■ **Exercise instructions**
Wherever the word "phénomènes" appears in a line, copy that line.
※ ※ ※
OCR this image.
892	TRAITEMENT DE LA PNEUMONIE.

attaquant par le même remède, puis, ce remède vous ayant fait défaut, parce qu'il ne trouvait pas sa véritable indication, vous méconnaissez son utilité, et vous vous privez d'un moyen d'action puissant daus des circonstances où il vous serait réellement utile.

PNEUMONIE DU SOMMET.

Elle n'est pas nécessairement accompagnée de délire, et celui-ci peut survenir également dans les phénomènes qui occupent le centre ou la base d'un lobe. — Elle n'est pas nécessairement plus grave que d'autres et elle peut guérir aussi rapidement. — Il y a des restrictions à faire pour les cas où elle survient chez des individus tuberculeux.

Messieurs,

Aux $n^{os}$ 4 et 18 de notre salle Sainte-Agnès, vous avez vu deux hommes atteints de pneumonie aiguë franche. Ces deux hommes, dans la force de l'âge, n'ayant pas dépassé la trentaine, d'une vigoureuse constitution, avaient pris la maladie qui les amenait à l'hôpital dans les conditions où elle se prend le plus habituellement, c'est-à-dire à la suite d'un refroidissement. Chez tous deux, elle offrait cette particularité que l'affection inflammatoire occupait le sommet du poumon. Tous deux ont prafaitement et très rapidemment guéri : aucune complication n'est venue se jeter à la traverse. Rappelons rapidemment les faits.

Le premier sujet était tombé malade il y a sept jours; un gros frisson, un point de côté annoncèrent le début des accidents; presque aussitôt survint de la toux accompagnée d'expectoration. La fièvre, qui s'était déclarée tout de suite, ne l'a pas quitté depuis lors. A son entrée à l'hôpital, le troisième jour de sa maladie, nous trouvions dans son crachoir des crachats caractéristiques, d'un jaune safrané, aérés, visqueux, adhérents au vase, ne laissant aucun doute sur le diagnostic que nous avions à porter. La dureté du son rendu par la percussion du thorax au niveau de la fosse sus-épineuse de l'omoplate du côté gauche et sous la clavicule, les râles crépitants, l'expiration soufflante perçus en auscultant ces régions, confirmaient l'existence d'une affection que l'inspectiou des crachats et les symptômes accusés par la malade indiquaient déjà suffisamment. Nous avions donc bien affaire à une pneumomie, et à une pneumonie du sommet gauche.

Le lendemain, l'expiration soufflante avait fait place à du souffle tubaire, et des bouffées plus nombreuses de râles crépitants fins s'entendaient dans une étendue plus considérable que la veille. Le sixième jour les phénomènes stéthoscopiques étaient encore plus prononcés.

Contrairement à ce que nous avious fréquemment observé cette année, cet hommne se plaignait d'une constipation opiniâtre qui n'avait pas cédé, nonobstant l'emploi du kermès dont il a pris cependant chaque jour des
※ ※ ※
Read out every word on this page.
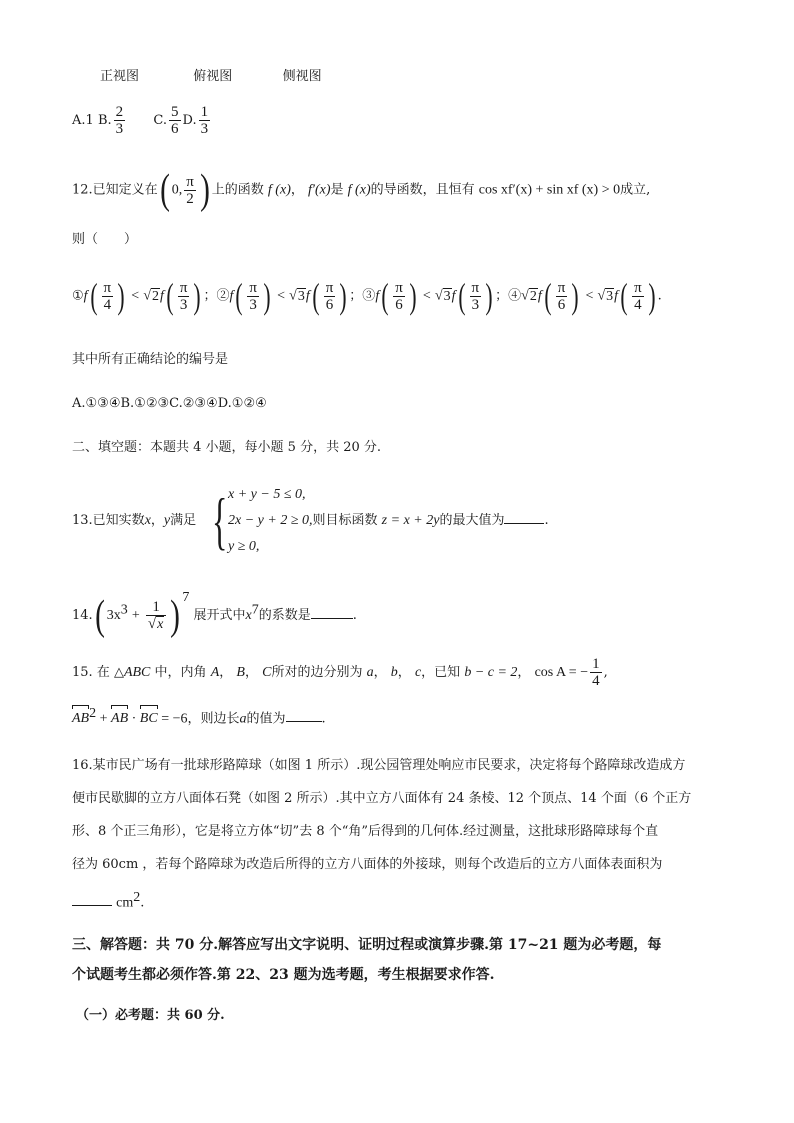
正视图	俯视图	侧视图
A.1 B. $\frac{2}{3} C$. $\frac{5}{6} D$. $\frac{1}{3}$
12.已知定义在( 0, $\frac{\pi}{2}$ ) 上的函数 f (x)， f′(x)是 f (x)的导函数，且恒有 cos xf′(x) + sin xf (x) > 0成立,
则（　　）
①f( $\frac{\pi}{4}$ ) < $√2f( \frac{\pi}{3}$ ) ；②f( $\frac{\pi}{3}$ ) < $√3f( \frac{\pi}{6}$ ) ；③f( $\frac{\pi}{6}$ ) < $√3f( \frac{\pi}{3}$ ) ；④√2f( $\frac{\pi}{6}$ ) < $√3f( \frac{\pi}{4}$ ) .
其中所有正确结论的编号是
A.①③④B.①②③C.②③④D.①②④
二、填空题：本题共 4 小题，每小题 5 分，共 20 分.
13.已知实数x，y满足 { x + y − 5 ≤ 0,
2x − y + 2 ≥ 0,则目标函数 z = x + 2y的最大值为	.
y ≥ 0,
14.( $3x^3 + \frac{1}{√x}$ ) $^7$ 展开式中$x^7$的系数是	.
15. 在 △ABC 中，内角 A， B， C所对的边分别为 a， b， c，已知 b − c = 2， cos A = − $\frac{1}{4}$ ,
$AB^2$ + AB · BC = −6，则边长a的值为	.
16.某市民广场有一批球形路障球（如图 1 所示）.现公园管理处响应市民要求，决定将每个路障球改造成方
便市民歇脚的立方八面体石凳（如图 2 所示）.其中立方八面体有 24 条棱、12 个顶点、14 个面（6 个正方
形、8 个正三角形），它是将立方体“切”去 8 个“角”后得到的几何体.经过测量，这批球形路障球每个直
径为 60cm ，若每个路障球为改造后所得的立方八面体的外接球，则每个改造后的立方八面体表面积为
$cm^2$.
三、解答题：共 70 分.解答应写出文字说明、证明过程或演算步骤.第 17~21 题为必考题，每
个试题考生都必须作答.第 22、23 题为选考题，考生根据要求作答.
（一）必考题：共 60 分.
※ ※ ※
■ **The answer**
Elle n'est pas nécessairement accompagnée de délire, et celui-ci peut survenir également dans les phénomènes qui occupent le centre ou la base d'un lobe. — Elle n'est pas nécessairement plus grave que d'autres et elle peut guérir aussi rapidement. — Il y a des restrictions à faire pour les cas où elle survient chez des individus tuberculeux.
Le lendemain, l'expiration soufflante avait fait place à du souffle tubaire, et des bouffées plus nombreuses de râles crépitants fins s'entendaient dans une étendue plus considérable que la veille. Le sixième jour les phénomènes stéthoscopiques étaient encore plus prononcés.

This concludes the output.